» Set problem
Please list all lines of the material below in which the string "JSON" occurs.

» Given records
....
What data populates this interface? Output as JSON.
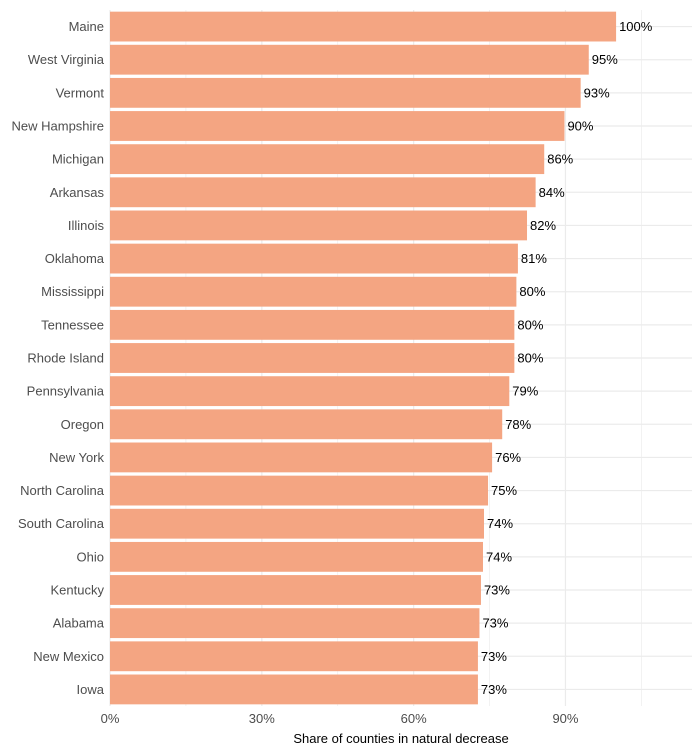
{
  "chart_data": {
    "type": "bar",
    "orientation": "horizontal",
    "categories": [
      "Maine",
      "West Virginia",
      "Vermont",
      "New Hampshire",
      "Michigan",
      "Arkansas",
      "Illinois",
      "Oklahoma",
      "Mississippi",
      "Tennessee",
      "Rhode Island",
      "Pennsylvania",
      "Oregon",
      "New York",
      "North Carolina",
      "South Carolina",
      "Ohio",
      "Kentucky",
      "Alabama",
      "New Mexico",
      "Iowa"
    ],
    "values": [
      100,
      94.6,
      93,
      89.8,
      85.8,
      84.1,
      82.4,
      80.6,
      80.3,
      79.9,
      79.9,
      78.9,
      77.5,
      75.5,
      74.7,
      73.9,
      73.7,
      73.3,
      73.0,
      72.7,
      72.7
    ],
    "value_labels": [
      "100%",
      "95%",
      "93%",
      "90%",
      "86%",
      "84%",
      "82%",
      "81%",
      "80%",
      "80%",
      "80%",
      "79%",
      "78%",
      "76%",
      "75%",
      "74%",
      "74%",
      "73%",
      "73%",
      "73%",
      "73%"
    ],
    "xlabel": "Share of counties in natural decrease",
    "ylabel": "",
    "xlim": [
      0,
      115
    ],
    "x_ticks": [
      0,
      30,
      60,
      90
    ],
    "x_tick_labels": [
      "0%",
      "30%",
      "60%",
      "90%"
    ],
    "bar_color": "#f4a582",
    "grid_color": "#ebebeb",
    "grid": true
  }
}
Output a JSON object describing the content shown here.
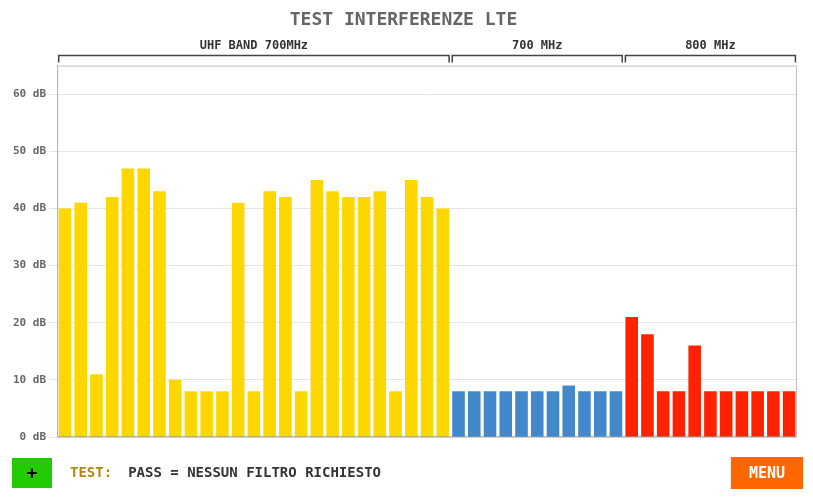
{
  "chart_data": {
    "type": "bar",
    "title": "TEST INTERFERENZE LTE",
    "categories": [
      null,
      null,
      null,
      null,
      null,
      null,
      null,
      null,
      null,
      null,
      null,
      null,
      null,
      null,
      null,
      null,
      null,
      null,
      null,
      null,
      null,
      null,
      null,
      null,
      null,
      null,
      null,
      null,
      null,
      null,
      null,
      null,
      null,
      null,
      null,
      null,
      null,
      null,
      null,
      null,
      null,
      null,
      null,
      null,
      null,
      null,
      null
    ],
    "values": [
      40,
      41,
      11,
      42,
      47,
      47,
      43,
      10,
      8,
      8,
      8,
      41,
      8,
      43,
      42,
      8,
      45,
      43,
      42,
      42,
      43,
      8,
      45,
      42,
      40,
      8,
      8,
      8,
      8,
      8,
      8,
      8,
      9,
      8,
      8,
      8,
      21,
      18,
      8,
      8,
      16,
      8,
      8,
      8,
      8,
      8,
      8
    ],
    "colors": [
      "#FFD700",
      "#FFD700",
      "#FFD700",
      "#FFD700",
      "#FFD700",
      "#FFD700",
      "#FFD700",
      "#FFD700",
      "#FFD700",
      "#FFD700",
      "#FFD700",
      "#FFD700",
      "#FFD700",
      "#FFD700",
      "#FFD700",
      "#FFD700",
      "#FFD700",
      "#FFD700",
      "#FFD700",
      "#FFD700",
      "#FFD700",
      "#FFD700",
      "#FFD700",
      "#FFD700",
      "#FFD700",
      "#4488CC",
      "#4488CC",
      "#4488CC",
      "#4488CC",
      "#4488CC",
      "#4488CC",
      "#4488CC",
      "#4488CC",
      "#4488CC",
      "#4488CC",
      "#4488CC",
      "#FF2200",
      "#FF2200",
      "#FF2200",
      "#FF2200",
      "#FF2200",
      "#FF2200",
      "#FF2200",
      "#FF2200",
      "#FF2200",
      "#FF2200",
      "#FF2200"
    ],
    "ylim": [
      0,
      65
    ],
    "yticks": [
      {
        "value": 0,
        "label": "0 dB"
      },
      {
        "value": 10,
        "label": "10 dB"
      },
      {
        "value": 20,
        "label": "20 dB"
      },
      {
        "value": 30,
        "label": "30 dB"
      },
      {
        "value": 40,
        "label": "40 dB"
      },
      {
        "value": 50,
        "label": "50 dB"
      },
      {
        "value": 60,
        "label": "60 dB"
      }
    ],
    "grid": true,
    "annotations": [
      "UHF BAND 700MHz",
      "700 MHz",
      "800 MHz",
      "+",
      "TEST:",
      "PASS = NESSUN FILTRO RICHIESTO",
      "MENU"
    ]
  }
}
....
» Final result
What data populates this interface? Output as JSON.
Output a JSON object describing the content shown here.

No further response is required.